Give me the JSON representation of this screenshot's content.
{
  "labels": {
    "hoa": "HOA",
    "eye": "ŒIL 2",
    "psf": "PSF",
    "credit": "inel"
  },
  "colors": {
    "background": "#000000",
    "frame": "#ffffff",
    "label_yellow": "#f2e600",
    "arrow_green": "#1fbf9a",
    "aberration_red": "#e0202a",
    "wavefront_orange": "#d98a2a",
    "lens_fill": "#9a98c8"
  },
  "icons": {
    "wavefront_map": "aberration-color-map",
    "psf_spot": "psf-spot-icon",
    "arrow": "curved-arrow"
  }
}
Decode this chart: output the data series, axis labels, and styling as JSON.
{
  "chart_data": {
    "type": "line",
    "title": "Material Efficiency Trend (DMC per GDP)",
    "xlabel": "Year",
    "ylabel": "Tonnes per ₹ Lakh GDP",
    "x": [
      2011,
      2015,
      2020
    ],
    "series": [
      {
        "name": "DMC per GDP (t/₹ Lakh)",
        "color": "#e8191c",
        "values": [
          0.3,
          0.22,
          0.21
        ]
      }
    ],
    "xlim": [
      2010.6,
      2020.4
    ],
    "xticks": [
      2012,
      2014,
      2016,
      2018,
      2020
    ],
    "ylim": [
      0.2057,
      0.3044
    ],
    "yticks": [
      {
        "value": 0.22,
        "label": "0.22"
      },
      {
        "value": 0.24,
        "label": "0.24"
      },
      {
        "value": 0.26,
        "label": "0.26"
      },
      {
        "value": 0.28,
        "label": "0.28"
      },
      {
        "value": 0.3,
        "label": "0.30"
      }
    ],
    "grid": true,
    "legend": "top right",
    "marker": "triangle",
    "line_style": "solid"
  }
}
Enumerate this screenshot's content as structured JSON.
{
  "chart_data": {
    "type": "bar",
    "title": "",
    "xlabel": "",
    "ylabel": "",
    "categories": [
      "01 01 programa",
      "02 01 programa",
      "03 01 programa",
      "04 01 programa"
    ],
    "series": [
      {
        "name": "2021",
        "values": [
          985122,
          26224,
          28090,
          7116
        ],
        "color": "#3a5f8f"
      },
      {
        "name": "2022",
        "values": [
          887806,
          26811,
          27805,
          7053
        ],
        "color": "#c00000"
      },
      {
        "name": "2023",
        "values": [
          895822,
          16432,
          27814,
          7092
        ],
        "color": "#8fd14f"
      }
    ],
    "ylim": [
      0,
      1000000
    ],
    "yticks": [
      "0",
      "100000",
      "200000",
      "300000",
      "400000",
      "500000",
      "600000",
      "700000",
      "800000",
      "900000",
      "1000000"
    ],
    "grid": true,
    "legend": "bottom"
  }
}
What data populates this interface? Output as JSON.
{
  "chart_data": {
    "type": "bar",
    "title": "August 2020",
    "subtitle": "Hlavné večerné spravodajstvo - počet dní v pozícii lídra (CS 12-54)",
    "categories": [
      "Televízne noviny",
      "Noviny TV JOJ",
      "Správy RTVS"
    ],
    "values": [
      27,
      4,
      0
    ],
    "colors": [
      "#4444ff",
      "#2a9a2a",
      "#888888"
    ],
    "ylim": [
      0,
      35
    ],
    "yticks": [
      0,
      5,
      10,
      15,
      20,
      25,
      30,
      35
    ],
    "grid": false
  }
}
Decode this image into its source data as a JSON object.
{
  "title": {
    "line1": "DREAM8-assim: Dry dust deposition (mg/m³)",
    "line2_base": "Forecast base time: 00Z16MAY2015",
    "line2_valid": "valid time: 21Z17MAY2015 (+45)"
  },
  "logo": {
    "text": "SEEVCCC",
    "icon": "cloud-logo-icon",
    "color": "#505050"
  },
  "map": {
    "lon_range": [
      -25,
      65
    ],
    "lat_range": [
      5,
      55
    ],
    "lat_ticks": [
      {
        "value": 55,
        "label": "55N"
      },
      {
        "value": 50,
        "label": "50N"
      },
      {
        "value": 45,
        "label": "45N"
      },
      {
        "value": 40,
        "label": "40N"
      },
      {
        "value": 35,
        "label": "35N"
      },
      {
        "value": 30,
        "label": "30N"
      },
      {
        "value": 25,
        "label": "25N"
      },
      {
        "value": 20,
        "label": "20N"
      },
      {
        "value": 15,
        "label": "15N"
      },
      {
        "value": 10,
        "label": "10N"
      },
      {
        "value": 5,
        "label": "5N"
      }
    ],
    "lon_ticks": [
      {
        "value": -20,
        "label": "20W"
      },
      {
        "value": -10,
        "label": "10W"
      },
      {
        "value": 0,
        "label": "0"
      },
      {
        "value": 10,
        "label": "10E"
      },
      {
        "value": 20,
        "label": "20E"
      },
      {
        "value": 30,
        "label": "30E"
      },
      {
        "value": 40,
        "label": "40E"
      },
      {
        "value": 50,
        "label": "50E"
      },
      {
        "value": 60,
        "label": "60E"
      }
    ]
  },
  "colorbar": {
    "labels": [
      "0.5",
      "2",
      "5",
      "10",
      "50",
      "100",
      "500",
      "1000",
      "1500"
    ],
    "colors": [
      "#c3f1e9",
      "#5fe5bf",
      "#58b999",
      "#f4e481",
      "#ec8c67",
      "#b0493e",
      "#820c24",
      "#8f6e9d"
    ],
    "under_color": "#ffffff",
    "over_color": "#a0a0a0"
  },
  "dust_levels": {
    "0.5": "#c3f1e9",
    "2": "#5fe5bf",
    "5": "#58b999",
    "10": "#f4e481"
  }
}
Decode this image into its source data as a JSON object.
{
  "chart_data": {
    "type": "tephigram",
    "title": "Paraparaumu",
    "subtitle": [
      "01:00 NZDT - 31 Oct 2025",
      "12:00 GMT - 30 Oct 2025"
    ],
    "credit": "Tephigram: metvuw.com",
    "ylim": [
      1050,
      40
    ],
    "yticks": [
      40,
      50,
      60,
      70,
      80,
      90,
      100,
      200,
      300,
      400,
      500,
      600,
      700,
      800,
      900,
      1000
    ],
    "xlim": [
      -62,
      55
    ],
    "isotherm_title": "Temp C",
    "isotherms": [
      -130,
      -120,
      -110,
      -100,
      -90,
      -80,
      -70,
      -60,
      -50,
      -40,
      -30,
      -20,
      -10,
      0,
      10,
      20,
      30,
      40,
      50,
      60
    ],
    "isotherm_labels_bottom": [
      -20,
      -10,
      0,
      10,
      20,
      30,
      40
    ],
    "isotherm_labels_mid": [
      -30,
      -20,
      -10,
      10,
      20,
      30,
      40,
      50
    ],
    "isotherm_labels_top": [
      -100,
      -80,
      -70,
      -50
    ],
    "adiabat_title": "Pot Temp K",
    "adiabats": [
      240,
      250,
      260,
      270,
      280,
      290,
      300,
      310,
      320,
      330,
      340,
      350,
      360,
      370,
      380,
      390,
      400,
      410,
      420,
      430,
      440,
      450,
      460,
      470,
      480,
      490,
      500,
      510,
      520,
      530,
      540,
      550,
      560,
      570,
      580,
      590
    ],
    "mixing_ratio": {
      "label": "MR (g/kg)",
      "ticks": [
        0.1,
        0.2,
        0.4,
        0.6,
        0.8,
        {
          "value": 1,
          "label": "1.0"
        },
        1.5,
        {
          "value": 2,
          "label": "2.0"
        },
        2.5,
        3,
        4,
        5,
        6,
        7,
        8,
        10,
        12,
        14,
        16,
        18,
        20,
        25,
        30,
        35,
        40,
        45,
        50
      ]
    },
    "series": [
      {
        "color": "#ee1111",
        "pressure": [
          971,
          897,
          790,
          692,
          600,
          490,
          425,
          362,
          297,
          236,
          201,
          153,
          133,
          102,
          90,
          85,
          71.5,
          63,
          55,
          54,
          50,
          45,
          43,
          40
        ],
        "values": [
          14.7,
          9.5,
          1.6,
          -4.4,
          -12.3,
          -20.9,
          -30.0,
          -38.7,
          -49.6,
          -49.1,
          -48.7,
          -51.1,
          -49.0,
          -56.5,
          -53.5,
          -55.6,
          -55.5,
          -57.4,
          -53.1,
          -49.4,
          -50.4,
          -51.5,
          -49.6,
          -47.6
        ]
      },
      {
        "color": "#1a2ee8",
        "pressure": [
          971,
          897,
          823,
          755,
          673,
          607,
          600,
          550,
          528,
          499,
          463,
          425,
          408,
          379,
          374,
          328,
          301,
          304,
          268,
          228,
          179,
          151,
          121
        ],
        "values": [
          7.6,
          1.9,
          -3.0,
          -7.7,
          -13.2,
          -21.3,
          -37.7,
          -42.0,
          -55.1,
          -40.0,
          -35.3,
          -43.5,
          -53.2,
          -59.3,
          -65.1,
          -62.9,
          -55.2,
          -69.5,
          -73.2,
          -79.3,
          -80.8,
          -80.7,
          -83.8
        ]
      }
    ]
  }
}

WRITTEN TASK:
Show each line of the data that contains the string "Lakh".

FINAL ANSWER:
    "ylabel": "Tonnes per ₹ Lakh GDP",
        "name": "DMC per GDP (t/₹ Lakh)",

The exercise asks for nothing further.